* begin INPUT ROWS *

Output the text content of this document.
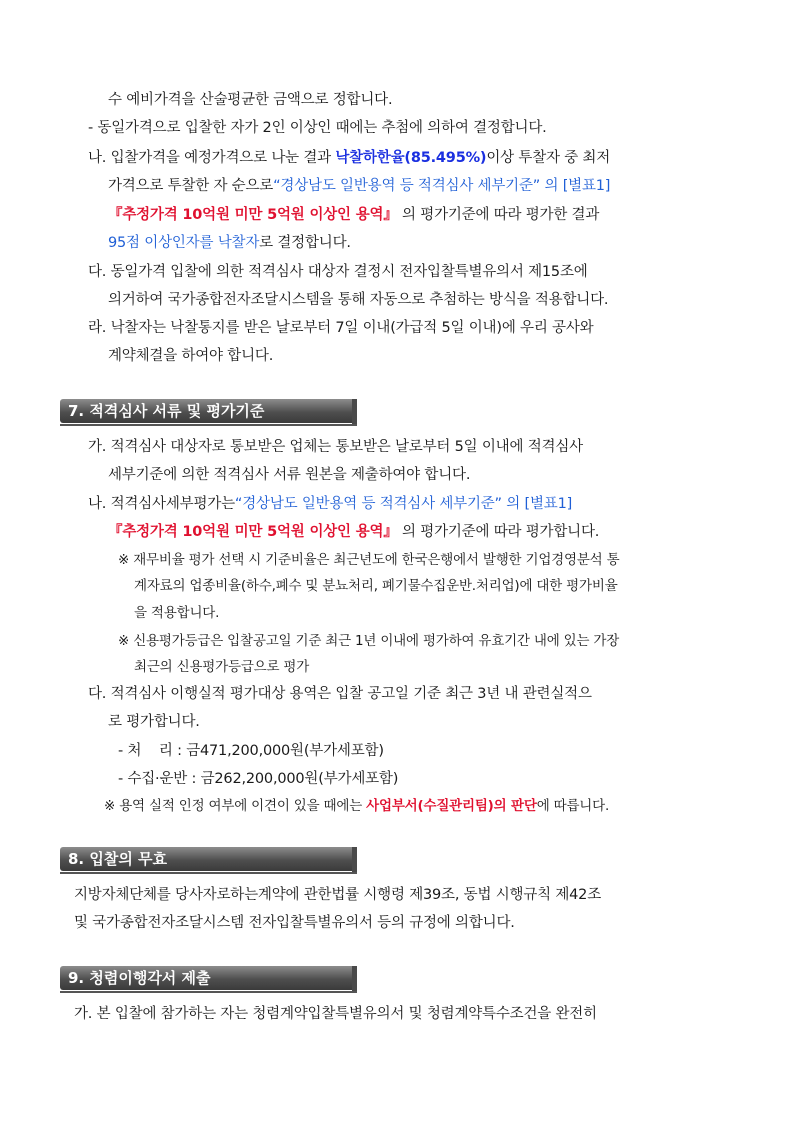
수 예비가격을 산술평균한 금액으로 정합니다.
- 동일가격으로 입찰한 자가 2인 이상인 때에는 추첨에 의하여 결정합니다.
나. 입찰가격을 예정가격으로 나눈 결과 낙찰하한율(85.495%)이상 투찰자 중 최저
가격으로 투찰한 자 순으로“경상남도 일반용역 등 적격심사 세부기준” 의 [별표1]
『추정가격 10억원 미만 5억원 이상인 용역』 의 평가기준에 따라 평가한 결과
95점 이상인자를 낙찰자로 결정합니다.
다. 동일가격 입찰에 의한 적격심사 대상자 결정시 전자입찰특별유의서 제15조에
의거하여 국가종합전자조달시스템을 통해 자동으로 추첨하는 방식을 적용합니다.
라. 낙찰자는 낙찰통지를 받은 날로부터 7일 이내(가급적 5일 이내)에 우리 공사와
계약체결을 하여야 합니다.
7. 적격심사 서류 및 평가기준
가. 적격심사 대상자로 통보받은 업체는 통보받은 날로부터 5일 이내에 적격심사
세부기준에 의한 적격심사 서류 원본을 제출하여야 합니다.
나. 적격심사세부평가는“경상남도 일반용역 등 적격심사 세부기준” 의 [별표1]
『추정가격 10억원 미만 5억원 이상인 용역』 의 평가기준에 따라 평가합니다.
※ 재무비율 평가 선택 시 기준비율은 최근년도에 한국은행에서 발행한 기업경영분석 통
계자료의 업종비율(하수,폐수 및 분뇨처리, 폐기물수집운반.처리업)에 대한 평가비율
을 적용합니다.
※ 신용평가등급은 입찰공고일 기준 최근 1년 이내에 평가하여 유효기간 내에 있는 가장
최근의 신용평가등급으로 평가
다. 적격심사 이행실적 평가대상 용역은 입찰 공고일 기준 최근 3년 내 관련실적으
로 평가합니다.
- 처    리 : 금471,200,000원(부가세포함)
- 수집·운반 : 금262,200,000원(부가세포함)
※ 용역 실적 인정 여부에 이견이 있을 때에는 사업부서(수질관리팀)의 판단에 따릅니다.
8. 입찰의 무효
지방자체단체를 당사자로하는계약에 관한법률 시행령 제39조, 동법 시행규칙 제42조
및 국가종합전자조달시스템 전자입찰특별유의서 등의 규정에 의합니다.
9. 청렴이행각서 제출
가. 본 입찰에 참가하는 자는 청렴계약입찰특별유의서 및 청렴계약특수조건을 완전히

* end INPUT ROWS *

= WHAT YOU HAVE TO DO =
State how many lines hold the word "추정가격". The number is the whole answer.

= REPLY =
2